======== SECÇÃO DO DOCUMENTO

Por aqui tudo bem, o frio é um consolo. Dei um passeio pedestre em família, mesmo "assombrado" pelo frio extremo que nos tem sido presenteado pela comunicação social. 

O céu vai limpo, o vento nulo - pelas 17h via as colunas de fumo a subirem meros metros de altura para logo mergulharem em direção ao vale aqui ao lado. Sinal de frio concentrado em altitude, à espera para descer durante a noite.
E assim é, a noite está bem fria, a ausência de vento propicia uma descida constante da temperatura, agora mais lenta.

Aguardemos pela chuva, com alguma instabilidade que a poderá acompanhar.

*Tmín: -0,6ºC
Tmáx: 10,9ºC

Tactual: 0,5ºC
Hr: 74%

EMA Paços de Ferreira
Tmín: -1,4ºC
Tmáx: 10,5ºC

Tactual: -0,3ºC
Hr: 95%
*​*Votos de um excelente fim de semana. *


----------



## João Pedro (26 Dez 2020 às 22:51)

Joaopaulo disse:


> Boa tarde,
> Dia de Natal bem fresquinho, mínima de *5.2ºC*
> 
> Durante a manhã o vento soprou de NE moderado a forte, as rajadas chegaram aos* 64km/h*.
> ...


Fantásticos registos João!  Parece mentira como por vezes se conseguem ver tão bem estas serras desde Gaia


----------



## c0ldPT (27 Dez 2020 às 00:44)

*-3°C *


----------



## davidazevedo (27 Dez 2020 às 01:36)

Bem frio. Por Famalicão 0º


----------



## Between (27 Dez 2020 às 09:16)

Manhã gélida! Muito, muito frio. 

O dia acordou com o céu praticamente limpo, com algumas nuvens, mas entretanto já se vê nebulosidade a chegar:






Vista para o Marão:


----------



## Gates (27 Dez 2020 às 09:27)

Conseguei registar 3,7 graus.
Atualmente estão 4,5. Deve haver xonas de Gaia a rondar os 1 ou 2 positivos, mas aqui perto da costa nunca teremos valores desses. 
Morei uns anos na Maia e era comum tirar o gelo do para brisas, moro em Gaia há 12 anos e nunca aqui vi esse fenómeno em nenhuma viatura estacionada na rua...


----------



## Crazyrain (27 Dez 2020 às 09:41)

Bom dia .
Amanhecer mais frio deste outono / inverno , registei uma Temperatura mínima  de 1 ° negativo .

Tatual : 1 ° c 

Céu completamente encoberto.


----------



## c0ldPT (27 Dez 2020 às 10:13)

================
======== DADOS REGISTADOS

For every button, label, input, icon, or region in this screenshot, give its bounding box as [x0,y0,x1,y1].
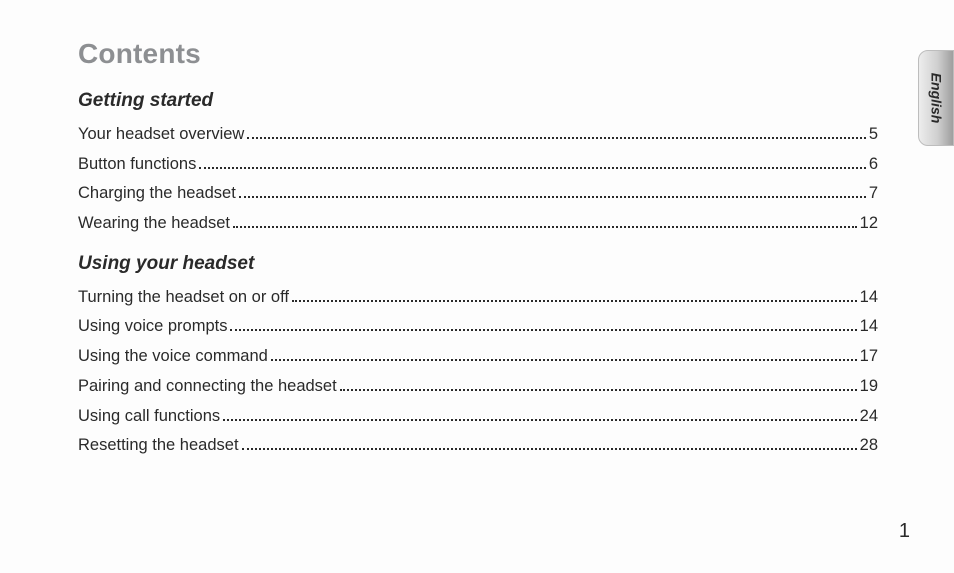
toc-entry[interactable]: Turning the headset on or off 14 [78,283,878,313]
toc-entry[interactable]: Resetting the headset 28 [78,431,878,461]
toc-leader-dots [271,359,857,361]
toc-entry[interactable]: Using voice prompts 14 [78,312,878,342]
toc-entry[interactable]: Your headset overview 5 [78,120,878,150]
toc-entry-label: Button functions [78,150,196,180]
toc-entry[interactable]: Using the voice command 17 [78,342,878,372]
page-title: Contents [78,38,878,70]
language-tab-english[interactable]: English [918,50,954,146]
toc-entry-page: 6 [869,150,878,180]
toc-entry[interactable]: Button functions 6 [78,150,878,180]
toc-entry-page: 19 [860,372,878,402]
toc-leader-dots [247,137,865,139]
toc-entry-label: Your headset overview [78,120,244,150]
toc-entry-label: Charging the headset [78,179,236,209]
toc-leader-dots [199,167,865,169]
toc-entry-label: Turning the headset on or off [78,283,289,313]
toc-leader-dots [340,389,857,391]
page-number: 1 [899,520,910,543]
toc-entry-label: Using voice prompts [78,312,227,342]
toc-leader-dots [223,419,856,421]
toc-entry-page: 7 [869,179,878,209]
toc-leader-dots [242,448,857,450]
toc-entry-label: Resetting the headset [78,431,239,461]
toc-section: Getting started Your headset overview 5 … [78,90,878,239]
toc-entry-page: 12 [860,209,878,239]
toc-entry[interactable]: Charging the headset 7 [78,179,878,209]
toc-entry-page: 28 [860,431,878,461]
section-heading: Using your headset [78,253,878,275]
toc-section: Using your headset Turning the headset o… [78,253,878,461]
toc-entry-page: 14 [860,312,878,342]
manual-page: Contents Getting started Your headset ov… [0,0,954,573]
toc-entry-label: Pairing and connecting the headset [78,372,337,402]
toc-entry[interactable]: Pairing and connecting the headset 19 [78,372,878,402]
toc-entry[interactable]: Using call functions 24 [78,402,878,432]
content-area: Contents Getting started Your headset ov… [78,38,878,475]
toc-entry-page: 14 [860,283,878,313]
toc-leader-dots [230,329,856,331]
toc-entry-label: Using call functions [78,402,220,432]
toc-entry[interactable]: Wearing the headset 12 [78,209,878,239]
toc-entry-label: Wearing the headset [78,209,230,239]
language-tab-label: English [928,73,944,124]
toc-entry-label: Using the voice command [78,342,268,372]
toc-leader-dots [239,196,866,198]
toc-entry-page: 17 [860,342,878,372]
section-heading: Getting started [78,90,878,112]
toc-leader-dots [292,300,857,302]
toc-leader-dots [233,226,857,228]
toc-entry-page: 24 [860,402,878,432]
toc-entry-page: 5 [869,120,878,150]
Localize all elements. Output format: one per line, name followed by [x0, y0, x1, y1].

================

ENUNCIADO DA TAREFA: Dá seguimento à conversa do fórum sobre o frio do fim de dezembro de 2020, a partir do ponto em que termina.

RESPOSTA AO PROBLEMA:
Bom dia, chegou aos *-4ºC  *Ainda com *1.5ºC*


----------



## karkov (27 Dez 2020 às 10:50)

Quase 11 da manhã, arredores de Guimarães 








Enviado do meu iPhone usando o Tapatalk


----------



## karkov (27 Dez 2020 às 11:47)

Entretanto já chove com 4°


Enviado do meu iPhone usando o Tapatalk


----------



## Charlie Moreira (27 Dez 2020 às 12:07)

4°c a está hora.
Tivesse a precipitação entrado as primeiras horas da manhã e pufff!


Enviado do meu Redmi Note 7 através do Tapatalk


----------



## Crazyrain (27 Dez 2020 às 12:15)

Já chove , com 5 ° c .


----------



## Stinger (27 Dez 2020 às 12:42)

Neve agora de tarde vai cair em algum lado próximo do porto? 

Enviado do meu BLA-L29 através do Tapatalk


----------



## Joaopaulo (27 Dez 2020 às 13:02)

Bom dia,
Amanhecer frio e bastante colorido. Mínima desceu aos *1.6ºC
*
Fotos tiradas na direção Serra da Freita, visível pouco nevoeiro no vale do Douro

*



*

*



*

Atuais *7.5ºC* e vento Sul *23km/h,* céu nublado.


----------



## c0ldPT (27 Dez 2020 às 13:51)

Chove fraco, com* 6ºC*


----------



## Crazyrain (27 Dez 2020 às 14:05)

Stinger disse:


> Neve agora de tarde vai cair em algum lado próximo do porto?
> 
> Enviado do meu BLA-L29 através do Tapatalk



O mais próximo deverá ser no Marão .


----------



## ampa62 (27 Dez 2020 às 14:14)

Boa tarde, 
Esta noite a temperatura baixou aos -2.9ºC, com céu limpo e sem vento.
A temperatura de momento anda nos 7.7ºC com alguma chuva (1 mm acumulado).
Hoje de manhã já mudei as pilhas do sensor de vento e do termómetro, pelo que a temperatura máxima registada no wundermap foi quando o dito estava dentro de casa em manutenção.


----------



## ampa62 (27 Dez 2020 às 17:34)

Uma ventania forte, desagradável, neste momento.
A ameaçar chuva e nada.
Temperatura a manter-se nos 9ºC.


----------



## jonas (27 Dez 2020 às 21:39)

Vento agora a fazer-se ouvir bem pelo Porto.


----------



## Tmsf (27 Dez 2020 às 21:40)

Está a pôr-se uma ventania jeitosa...


----------



## karkov (27 Dez 2020 às 21:57)

Já se sente a ventania por Guimarães


Enviado do meu iPhone usando o Tapatalk


----------



## karkov (27 Dez 2020 às 22:23)

Chove bem agora, tocada a vento forte...


Enviado do meu iPhone usando o Tapatalk


----------



## Joaopaulo (27 Dez 2020 às 22:42)

Boas,

Chuva puxada a vento, acumulados 3.6mm

Rajada máxima 70km/h WSW


----------



## Crazyrain (27 Dez 2020 às 22:51)

Chove bem agora.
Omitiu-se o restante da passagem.